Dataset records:

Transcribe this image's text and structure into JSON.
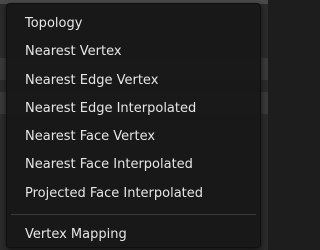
{
  "menu": {
    "items": [
      {
        "label": "Topology"
      },
      {
        "label": "Nearest Vertex"
      },
      {
        "label": "Nearest Edge Vertex"
      },
      {
        "label": "Nearest Edge Interpolated"
      },
      {
        "label": "Nearest Face Vertex"
      },
      {
        "label": "Nearest Face Interpolated"
      },
      {
        "label": "Projected Face Interpolated"
      }
    ],
    "footer_item": {
      "label": "Vertex Mapping"
    }
  }
}
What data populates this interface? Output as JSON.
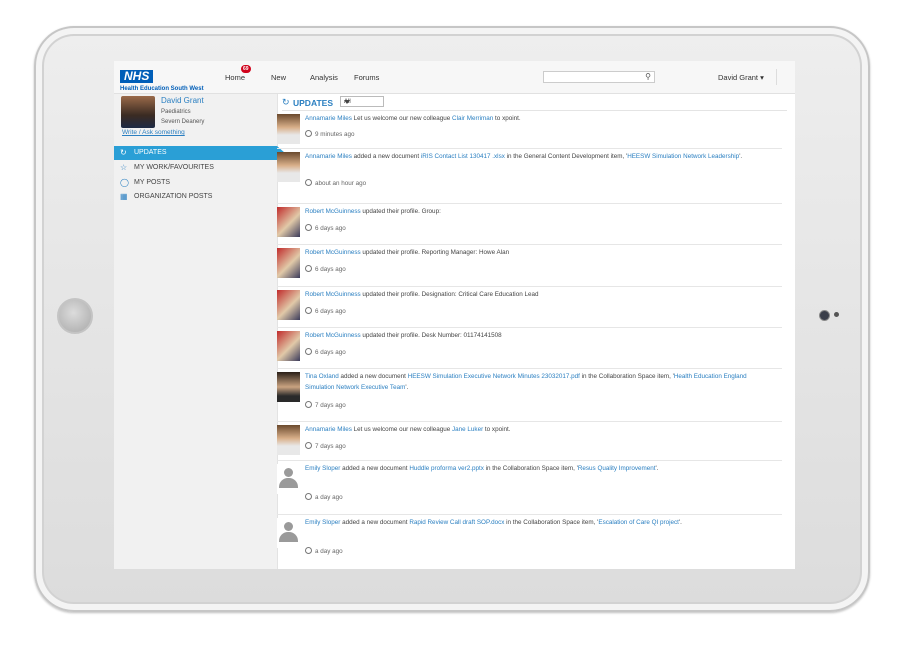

**WHAT YOU NEED TO DO:** Each record above must be returned exactly as written, with its pictures omitted.

**WRITTEN RESPONSE:**
Transcribe this image's text and structure into JSON.
{
  "menu": {
    "items": [
      {
        "label": "Topology"
      },
      {
        "label": "Nearest Vertex"
      },
      {
        "label": "Nearest Edge Vertex"
      },
      {
        "label": "Nearest Edge Interpolated"
      },
      {
        "label": "Nearest Face Vertex"
      },
      {
        "label": "Nearest Face Interpolated"
      },
      {
        "label": "Projected Face Interpolated"
      }
    ],
    "footer_item": {
      "label": "Vertex Mapping"
    }
  }
}
What data populates this interface? Output as JSON.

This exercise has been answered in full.